▸ Data for the task
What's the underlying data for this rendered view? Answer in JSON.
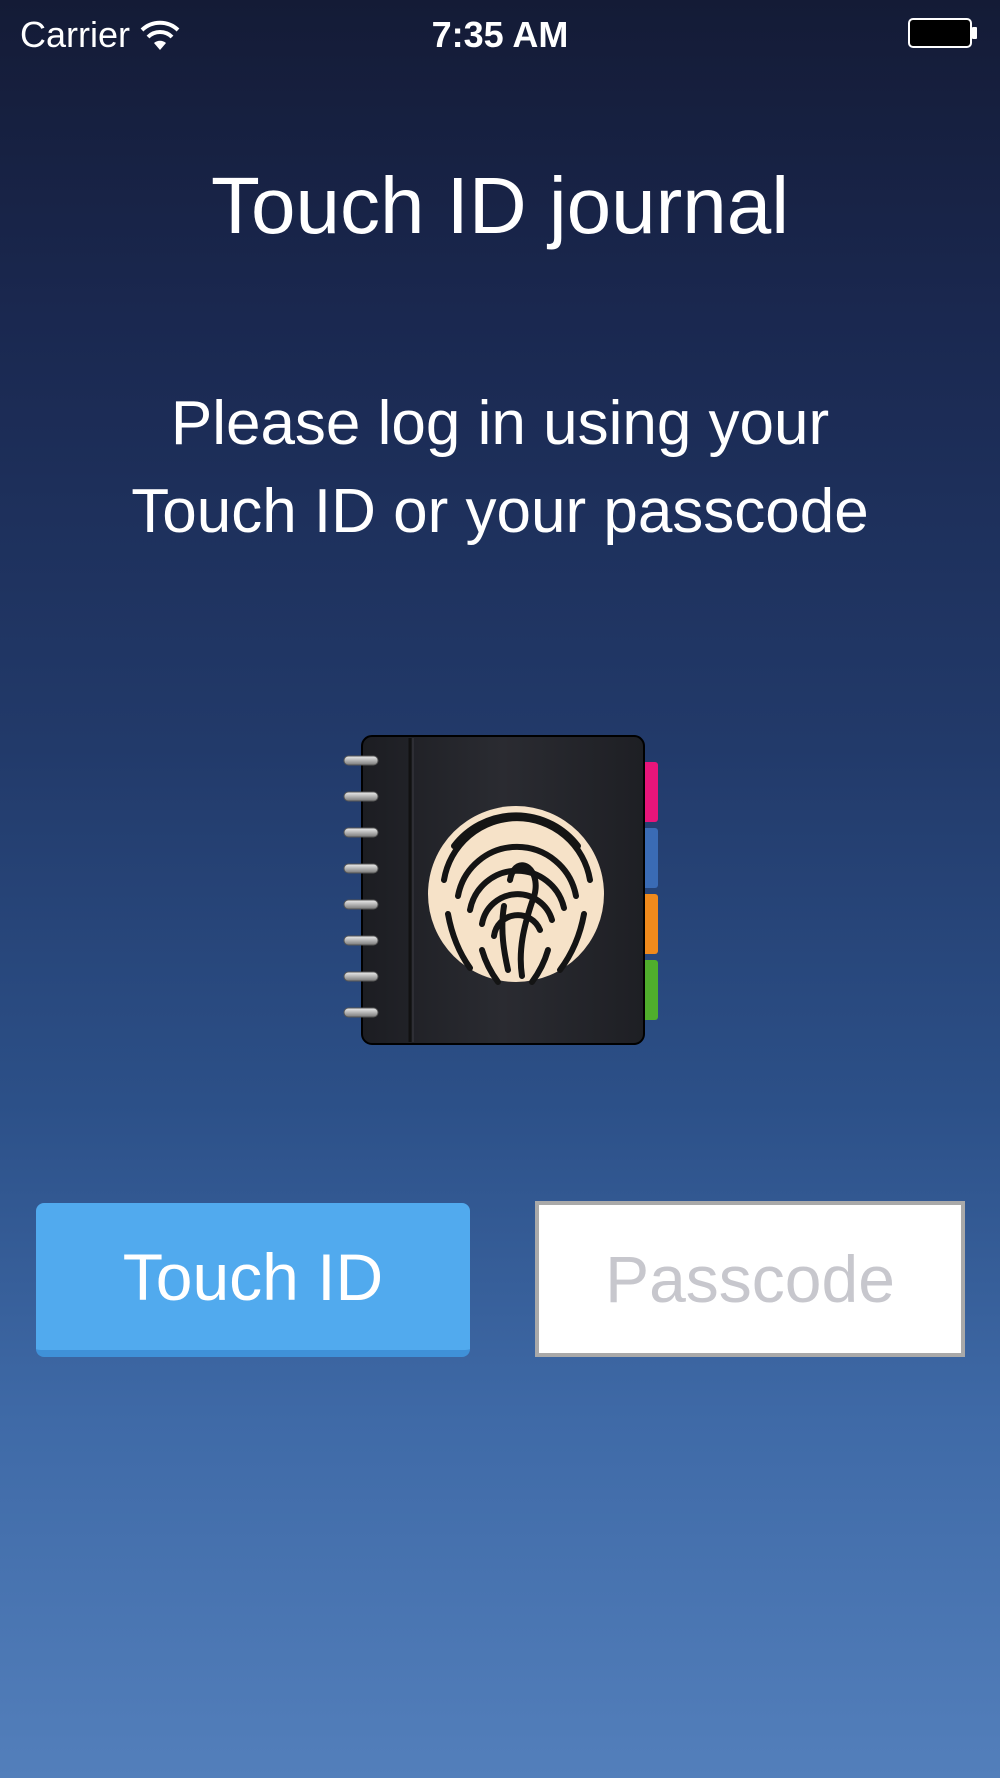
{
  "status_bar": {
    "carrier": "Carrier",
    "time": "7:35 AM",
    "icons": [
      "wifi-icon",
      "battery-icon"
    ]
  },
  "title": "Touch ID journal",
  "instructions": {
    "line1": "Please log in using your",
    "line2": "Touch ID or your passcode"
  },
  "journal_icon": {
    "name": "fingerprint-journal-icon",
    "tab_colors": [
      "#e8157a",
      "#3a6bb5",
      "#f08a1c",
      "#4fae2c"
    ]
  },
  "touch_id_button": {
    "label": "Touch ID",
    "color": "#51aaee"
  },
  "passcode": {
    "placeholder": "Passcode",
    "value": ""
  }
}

▸ Problem statement
Search the material above for "your". Pull out each line where it shows up.

▸ Response to this task
    "line1": "Please log in using your",
    "line2": "Touch ID or your passcode"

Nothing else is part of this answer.